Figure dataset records

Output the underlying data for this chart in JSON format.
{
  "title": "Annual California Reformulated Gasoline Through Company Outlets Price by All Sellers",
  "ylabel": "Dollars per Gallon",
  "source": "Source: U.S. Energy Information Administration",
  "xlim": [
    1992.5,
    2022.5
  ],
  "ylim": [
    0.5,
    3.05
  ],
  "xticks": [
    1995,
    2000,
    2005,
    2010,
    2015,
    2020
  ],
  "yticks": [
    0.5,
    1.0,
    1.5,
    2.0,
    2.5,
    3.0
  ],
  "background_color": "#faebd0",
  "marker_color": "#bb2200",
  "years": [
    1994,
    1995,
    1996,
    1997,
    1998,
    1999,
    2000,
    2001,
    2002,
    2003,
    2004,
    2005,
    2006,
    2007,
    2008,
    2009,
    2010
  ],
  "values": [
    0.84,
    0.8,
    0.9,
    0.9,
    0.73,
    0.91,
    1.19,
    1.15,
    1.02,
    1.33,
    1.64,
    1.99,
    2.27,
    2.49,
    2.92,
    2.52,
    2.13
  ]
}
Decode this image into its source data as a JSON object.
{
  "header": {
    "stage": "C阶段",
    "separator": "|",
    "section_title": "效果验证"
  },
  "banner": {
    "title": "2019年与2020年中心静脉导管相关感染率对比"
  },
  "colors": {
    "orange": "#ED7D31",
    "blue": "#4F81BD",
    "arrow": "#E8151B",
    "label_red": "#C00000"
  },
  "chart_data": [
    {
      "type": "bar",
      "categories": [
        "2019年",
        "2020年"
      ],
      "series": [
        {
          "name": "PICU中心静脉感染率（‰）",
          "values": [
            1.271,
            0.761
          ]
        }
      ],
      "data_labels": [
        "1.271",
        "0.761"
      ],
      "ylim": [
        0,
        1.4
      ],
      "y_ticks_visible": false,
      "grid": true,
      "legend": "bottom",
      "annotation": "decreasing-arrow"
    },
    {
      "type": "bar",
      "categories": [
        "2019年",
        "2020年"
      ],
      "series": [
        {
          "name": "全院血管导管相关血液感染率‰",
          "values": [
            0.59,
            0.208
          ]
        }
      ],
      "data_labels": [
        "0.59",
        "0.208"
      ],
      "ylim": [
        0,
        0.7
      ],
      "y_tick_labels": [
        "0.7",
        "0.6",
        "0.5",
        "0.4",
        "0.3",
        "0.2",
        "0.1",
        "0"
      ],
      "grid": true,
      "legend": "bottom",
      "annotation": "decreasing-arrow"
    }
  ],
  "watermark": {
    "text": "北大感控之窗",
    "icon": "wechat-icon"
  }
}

• _WHAT IS ASKED_
What count of lines in the listing contain the word "name"? Reply with the number only.

• _SOLUTION TO THIS EXERCISE_
2